Aortic disease and aortopathy

Aortic disease and aortopathy include dilation, aneurysm, dissection risk morphology, congenital aortic valve-associated aortopathy, coarctation-related remodeling, and stiffness changes. CardiacNexus separates aortic structure from aortic distensibility so readers can inspect geometry and elasticity independently.

Modality
Scout/localizer, LVOT cine, aortic distensibility cine, phase-contrast flow
Pipeline step
Clinical interpretation
Outputs
Aortic diameter, geometry, root, flow, and distensibility phenotypes
Maturity
Clinician review draft

What clinicians look for

Readers usually inspect ascending, arch, and descending diameters; aortic-root and annular dimensions; tortuosity, curvature, and arch geometry; distensibility; flow eccentricity; and valve phenotype context. Aortic size should be interpreted with body size, age, sex, and acquisition plane [1].

Relevant CardiacNexus phenotypes

Phenotype pageMeasurements to inspectInterpretation role
Aortic structureDiameters, arch width/height, tortuosity, curvatureGeometry and morphology
Aortic stiffness and distensibilityArea extrema, distensibilityElasticity and pressure-normalized area change
Valvular and flow phenotypesRoot, annulus, valve area, velocity, flow displacementValve-aorta coupling
Ventricular structureLV volumes and sphericityDownstream remodeling
Myocardial mass and wall thicknessLV mass and wall thicknessPressure-load context

Interpretation patterns

Bicuspid aortic valve, coarctation, Marfan syndrome, and dissection cohorts can show altered aortic dimensions and geometry. Distensibility may be abnormal even when size is not markedly enlarged, and dilation can occur with variable stiffness.

* [Task requirements]
Answer these questions from the aortic disease text above.
1. What does CardiacNexus separate from aortic distensibility?
2. Besides body size, age, and sex, what should aortic size be interpreted with?
3. What may be abnormal even when aortic size is not markedly enlarged?

* [Data shown]

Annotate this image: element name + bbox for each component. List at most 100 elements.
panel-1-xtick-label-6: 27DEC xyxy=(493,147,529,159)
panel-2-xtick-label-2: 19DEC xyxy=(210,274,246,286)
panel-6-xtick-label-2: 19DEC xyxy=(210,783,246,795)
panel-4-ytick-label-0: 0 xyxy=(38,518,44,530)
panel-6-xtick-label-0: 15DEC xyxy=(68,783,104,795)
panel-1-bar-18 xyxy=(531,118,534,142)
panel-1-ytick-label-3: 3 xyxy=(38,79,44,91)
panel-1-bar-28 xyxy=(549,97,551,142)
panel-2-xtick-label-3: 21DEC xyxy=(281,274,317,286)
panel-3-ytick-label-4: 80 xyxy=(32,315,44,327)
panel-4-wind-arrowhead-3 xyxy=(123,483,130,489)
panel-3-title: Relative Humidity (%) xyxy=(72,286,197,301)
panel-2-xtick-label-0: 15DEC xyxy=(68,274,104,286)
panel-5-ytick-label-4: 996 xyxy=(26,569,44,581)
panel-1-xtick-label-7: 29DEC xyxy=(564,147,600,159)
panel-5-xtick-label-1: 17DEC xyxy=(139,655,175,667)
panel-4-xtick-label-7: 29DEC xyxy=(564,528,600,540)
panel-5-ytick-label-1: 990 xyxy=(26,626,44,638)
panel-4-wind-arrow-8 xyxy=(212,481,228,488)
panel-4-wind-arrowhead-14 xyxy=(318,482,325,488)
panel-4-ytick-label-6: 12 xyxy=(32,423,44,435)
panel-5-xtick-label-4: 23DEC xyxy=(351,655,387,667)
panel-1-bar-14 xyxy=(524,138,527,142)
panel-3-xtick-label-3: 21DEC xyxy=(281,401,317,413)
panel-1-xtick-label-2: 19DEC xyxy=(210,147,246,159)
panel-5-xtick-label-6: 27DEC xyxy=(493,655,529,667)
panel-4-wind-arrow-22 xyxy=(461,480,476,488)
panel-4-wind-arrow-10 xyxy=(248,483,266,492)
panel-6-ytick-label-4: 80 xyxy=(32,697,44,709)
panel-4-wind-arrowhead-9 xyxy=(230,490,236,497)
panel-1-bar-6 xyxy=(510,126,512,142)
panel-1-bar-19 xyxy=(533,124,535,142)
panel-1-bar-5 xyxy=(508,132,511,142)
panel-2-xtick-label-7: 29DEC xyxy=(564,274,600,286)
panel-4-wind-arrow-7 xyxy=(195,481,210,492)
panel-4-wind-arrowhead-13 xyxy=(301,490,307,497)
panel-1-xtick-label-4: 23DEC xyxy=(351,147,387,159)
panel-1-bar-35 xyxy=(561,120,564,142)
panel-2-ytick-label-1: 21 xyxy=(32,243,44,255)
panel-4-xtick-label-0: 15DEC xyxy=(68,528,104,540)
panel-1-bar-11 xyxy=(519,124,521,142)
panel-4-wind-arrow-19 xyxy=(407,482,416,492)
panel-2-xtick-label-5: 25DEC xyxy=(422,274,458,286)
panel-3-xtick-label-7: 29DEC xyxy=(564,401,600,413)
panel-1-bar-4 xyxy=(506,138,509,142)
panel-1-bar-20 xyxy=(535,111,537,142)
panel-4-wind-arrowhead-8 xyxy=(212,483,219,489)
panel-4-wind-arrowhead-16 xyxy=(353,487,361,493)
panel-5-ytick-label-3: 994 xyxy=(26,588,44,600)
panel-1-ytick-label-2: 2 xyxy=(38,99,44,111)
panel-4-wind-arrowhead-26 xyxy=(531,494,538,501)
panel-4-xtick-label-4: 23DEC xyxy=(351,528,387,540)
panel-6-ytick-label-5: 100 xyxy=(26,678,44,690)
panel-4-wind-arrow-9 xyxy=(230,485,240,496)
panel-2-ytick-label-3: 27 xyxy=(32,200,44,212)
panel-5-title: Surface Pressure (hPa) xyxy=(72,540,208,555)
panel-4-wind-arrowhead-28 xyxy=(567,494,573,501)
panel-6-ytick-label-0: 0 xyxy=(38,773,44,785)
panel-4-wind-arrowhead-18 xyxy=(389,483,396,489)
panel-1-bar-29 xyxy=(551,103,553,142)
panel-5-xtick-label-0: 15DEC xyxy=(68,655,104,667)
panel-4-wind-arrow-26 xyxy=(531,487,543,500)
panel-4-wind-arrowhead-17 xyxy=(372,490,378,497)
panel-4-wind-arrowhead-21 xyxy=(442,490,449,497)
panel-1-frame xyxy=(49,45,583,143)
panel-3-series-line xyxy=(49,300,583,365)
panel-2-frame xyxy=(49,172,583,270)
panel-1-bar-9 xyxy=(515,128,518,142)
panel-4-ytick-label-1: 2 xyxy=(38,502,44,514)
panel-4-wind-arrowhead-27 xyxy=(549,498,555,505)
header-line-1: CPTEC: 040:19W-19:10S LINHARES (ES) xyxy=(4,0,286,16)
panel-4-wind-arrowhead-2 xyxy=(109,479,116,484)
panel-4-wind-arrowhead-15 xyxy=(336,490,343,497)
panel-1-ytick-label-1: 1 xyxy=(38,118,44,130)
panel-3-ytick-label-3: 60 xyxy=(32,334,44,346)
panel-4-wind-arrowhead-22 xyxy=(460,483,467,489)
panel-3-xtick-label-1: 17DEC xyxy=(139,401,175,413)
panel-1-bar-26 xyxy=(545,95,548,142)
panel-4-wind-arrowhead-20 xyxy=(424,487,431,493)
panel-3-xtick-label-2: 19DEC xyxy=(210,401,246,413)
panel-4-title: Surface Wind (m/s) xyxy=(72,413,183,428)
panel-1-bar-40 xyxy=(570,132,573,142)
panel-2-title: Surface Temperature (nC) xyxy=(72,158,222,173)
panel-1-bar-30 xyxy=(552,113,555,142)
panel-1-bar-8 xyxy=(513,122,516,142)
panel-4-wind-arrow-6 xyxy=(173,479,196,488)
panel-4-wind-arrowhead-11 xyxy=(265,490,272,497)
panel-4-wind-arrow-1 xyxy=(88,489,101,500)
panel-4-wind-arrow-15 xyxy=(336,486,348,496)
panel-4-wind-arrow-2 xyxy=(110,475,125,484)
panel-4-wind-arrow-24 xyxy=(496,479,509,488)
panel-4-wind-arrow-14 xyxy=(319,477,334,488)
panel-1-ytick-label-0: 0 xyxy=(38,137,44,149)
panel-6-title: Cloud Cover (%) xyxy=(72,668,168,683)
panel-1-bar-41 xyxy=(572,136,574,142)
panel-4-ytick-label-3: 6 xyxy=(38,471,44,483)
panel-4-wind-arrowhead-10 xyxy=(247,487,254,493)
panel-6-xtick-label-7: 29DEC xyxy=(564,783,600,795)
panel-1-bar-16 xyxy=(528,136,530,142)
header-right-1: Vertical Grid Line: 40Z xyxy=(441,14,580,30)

* [Reply]
1. Aortic structure
2. Acquisition plane
3. Distensibility